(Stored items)
## BEGIN

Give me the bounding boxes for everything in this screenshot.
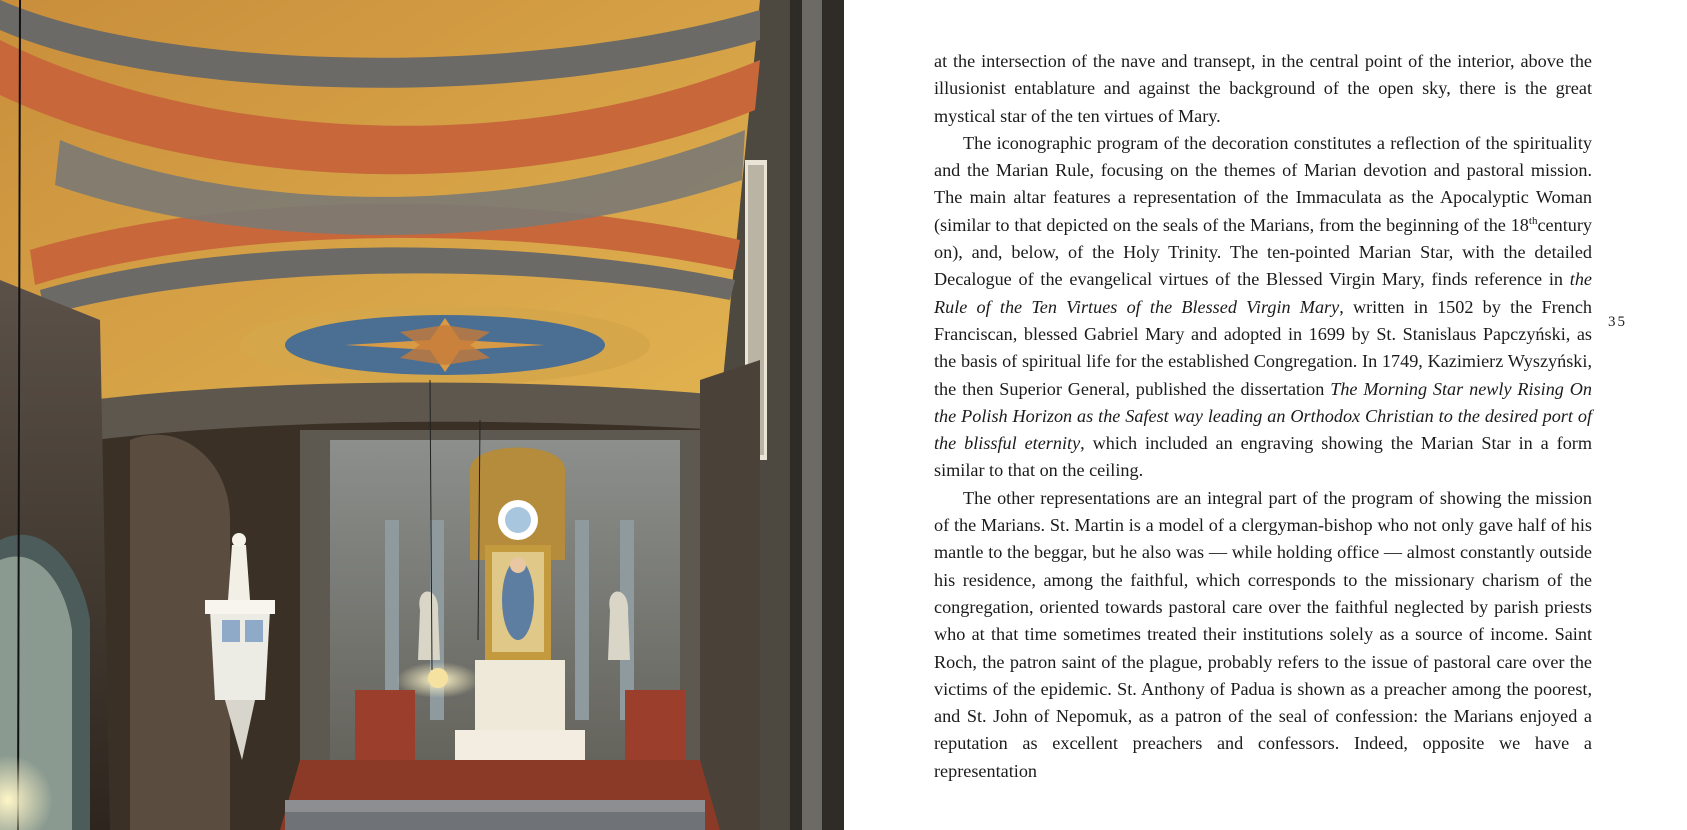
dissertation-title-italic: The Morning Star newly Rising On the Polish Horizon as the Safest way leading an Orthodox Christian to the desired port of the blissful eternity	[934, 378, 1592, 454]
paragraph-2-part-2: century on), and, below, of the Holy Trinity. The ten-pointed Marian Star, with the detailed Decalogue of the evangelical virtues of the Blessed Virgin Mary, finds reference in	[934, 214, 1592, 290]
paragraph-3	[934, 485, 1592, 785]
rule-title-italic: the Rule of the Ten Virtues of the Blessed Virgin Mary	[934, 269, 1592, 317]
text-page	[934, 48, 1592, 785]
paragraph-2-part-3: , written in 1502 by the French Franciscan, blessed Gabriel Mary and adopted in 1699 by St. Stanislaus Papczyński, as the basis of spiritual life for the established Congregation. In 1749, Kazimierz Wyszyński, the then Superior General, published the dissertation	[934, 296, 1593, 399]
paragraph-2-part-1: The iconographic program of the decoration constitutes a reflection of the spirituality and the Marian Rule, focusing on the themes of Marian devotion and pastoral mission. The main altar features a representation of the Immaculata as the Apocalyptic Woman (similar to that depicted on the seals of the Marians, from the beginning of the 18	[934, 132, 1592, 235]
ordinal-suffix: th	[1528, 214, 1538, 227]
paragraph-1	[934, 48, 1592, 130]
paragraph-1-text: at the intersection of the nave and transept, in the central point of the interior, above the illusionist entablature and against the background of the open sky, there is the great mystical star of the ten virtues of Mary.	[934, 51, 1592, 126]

## END

> [What you will do]:
Repeat the lines exactly, beginning with the line that contains "dissertation-title-italic: The Morning" and ending after the line that contains "paragraph-2-part-3: , written".

> [Exercise response]:
dissertation-title-italic: The Morning Star newly Rising On the Polish Horizon as the Safest way leading an Orthodox Christian to the desired port of the blissful eternity	[934, 378, 1592, 454]
paragraph-2-part-2: century on), and, below, of the Holy Trinity. The ten-pointed Marian Star, with the detailed Decalogue of the evangelical virtues of the Blessed Virgin Mary, finds reference in	[934, 214, 1592, 290]
paragraph-3	[934, 485, 1592, 785]
rule-title-italic: the Rule of the Ten Virtues of the Blessed Virgin Mary	[934, 269, 1592, 317]
text-page	[934, 48, 1592, 785]
paragraph-2-part-3: , written in 1502 by the French Franciscan, blessed Gabriel Mary and adopted in 1699 by St. Stanislaus Papczyński, as the basis of spiritual life for the established Congregation. In 1749, Kazimierz Wyszyński, the then Superior General, published the dissertation	[934, 296, 1593, 399]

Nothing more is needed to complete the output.